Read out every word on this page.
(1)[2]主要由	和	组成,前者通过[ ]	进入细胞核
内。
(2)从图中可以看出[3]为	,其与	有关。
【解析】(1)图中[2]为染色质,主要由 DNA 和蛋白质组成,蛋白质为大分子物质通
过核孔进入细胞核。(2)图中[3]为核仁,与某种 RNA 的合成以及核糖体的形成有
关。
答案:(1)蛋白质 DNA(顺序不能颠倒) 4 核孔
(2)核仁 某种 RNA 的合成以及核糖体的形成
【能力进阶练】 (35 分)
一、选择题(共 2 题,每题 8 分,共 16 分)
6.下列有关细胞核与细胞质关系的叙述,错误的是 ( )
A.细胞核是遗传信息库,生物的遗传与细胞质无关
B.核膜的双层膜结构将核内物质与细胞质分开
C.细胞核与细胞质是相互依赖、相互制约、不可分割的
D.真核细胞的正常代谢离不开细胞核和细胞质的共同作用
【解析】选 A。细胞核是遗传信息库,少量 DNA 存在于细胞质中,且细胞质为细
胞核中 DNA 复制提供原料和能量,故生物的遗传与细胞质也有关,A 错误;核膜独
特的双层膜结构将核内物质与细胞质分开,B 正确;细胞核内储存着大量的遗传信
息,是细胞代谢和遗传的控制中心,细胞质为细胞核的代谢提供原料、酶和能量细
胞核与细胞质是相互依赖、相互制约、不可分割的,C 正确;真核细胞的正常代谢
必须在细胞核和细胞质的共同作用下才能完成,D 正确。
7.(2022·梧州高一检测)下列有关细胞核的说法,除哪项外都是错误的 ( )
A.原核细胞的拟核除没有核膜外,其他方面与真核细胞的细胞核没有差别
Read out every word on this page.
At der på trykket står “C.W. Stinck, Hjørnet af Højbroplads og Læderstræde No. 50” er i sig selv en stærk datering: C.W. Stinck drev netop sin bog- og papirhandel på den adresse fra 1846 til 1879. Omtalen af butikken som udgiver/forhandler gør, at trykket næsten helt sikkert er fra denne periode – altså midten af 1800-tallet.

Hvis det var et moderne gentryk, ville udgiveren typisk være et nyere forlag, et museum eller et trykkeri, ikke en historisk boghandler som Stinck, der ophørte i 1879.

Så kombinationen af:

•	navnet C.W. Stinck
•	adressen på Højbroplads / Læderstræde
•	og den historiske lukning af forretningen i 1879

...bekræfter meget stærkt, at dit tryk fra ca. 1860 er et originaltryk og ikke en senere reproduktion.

- Instructions to follow
Give the entries again in full, exactly as they are written.

- The output
Read out every word on this page.
(1)[2]主要由	和	组成,前者通过[ ]	进入细胞核
内。
(2)从图中可以看出[3]为	,其与	有关。
【解析】(1)图中[2]为染色质,主要由 DNA 和蛋白质组成,蛋白质为大分子物质通
过核孔进入细胞核。(2)图中[3]为核仁,与某种 RNA 的合成以及核糖体的形成有
关。
答案:(1)蛋白质 DNA(顺序不能颠倒) 4 核孔
(2)核仁 某种 RNA 的合成以及核糖体的形成
【能力进阶练】 (35 分)
一、选择题(共 2 题,每题 8 分,共 16 分)
6.下列有关细胞核与细胞质关系的叙述,错误的是 ( )
A.细胞核是遗传信息库,生物的遗传与细胞质无关
B.核膜的双层膜结构将核内物质与细胞质分开
C.细胞核与细胞质是相互依赖、相互制约、不可分割的
D.真核细胞的正常代谢离不开细胞核和细胞质的共同作用
【解析】选 A。细胞核是遗传信息库,少量 DNA 存在于细胞质中,且细胞质为细
胞核中 DNA 复制提供原料和能量,故生物的遗传与细胞质也有关,A 错误;核膜独
特的双层膜结构将核内物质与细胞质分开,B 正确;细胞核内储存着大量的遗传信
息,是细胞代谢和遗传的控制中心,细胞质为细胞核的代谢提供原料、酶和能量细
胞核与细胞质是相互依赖、相互制约、不可分割的,C 正确;真核细胞的正常代谢
必须在细胞核和细胞质的共同作用下才能完成,D 正确。
7.(2022·梧州高一检测)下列有关细胞核的说法,除哪项外都是错误的 ( )
A.原核细胞的拟核除没有核膜外,其他方面与真核细胞的细胞核没有差别
Read out every word on this page.
At der på trykket står “C.W. Stinck, Hjørnet af Højbroplads og Læderstræde No. 50” er i sig selv en stærk datering: C.W. Stinck drev netop sin bog- og papirhandel på den adresse fra 1846 til 1879. Omtalen af butikken som udgiver/forhandler gør, at trykket næsten helt sikkert er fra denne periode – altså midten af 1800-tallet.

Hvis det var et moderne gentryk, ville udgiveren typisk være et nyere forlag, et museum eller et trykkeri, ikke en historisk boghandler som Stinck, der ophørte i 1879.

Så kombinationen af:

•	navnet C.W. Stinck
•	adressen på Højbroplads / Læderstræde
•	og den historiske lukning af forretningen i 1879

...bekræfter meget stærkt, at dit tryk fra ca. 1860 er et originaltryk og ikke en senere reproduktion.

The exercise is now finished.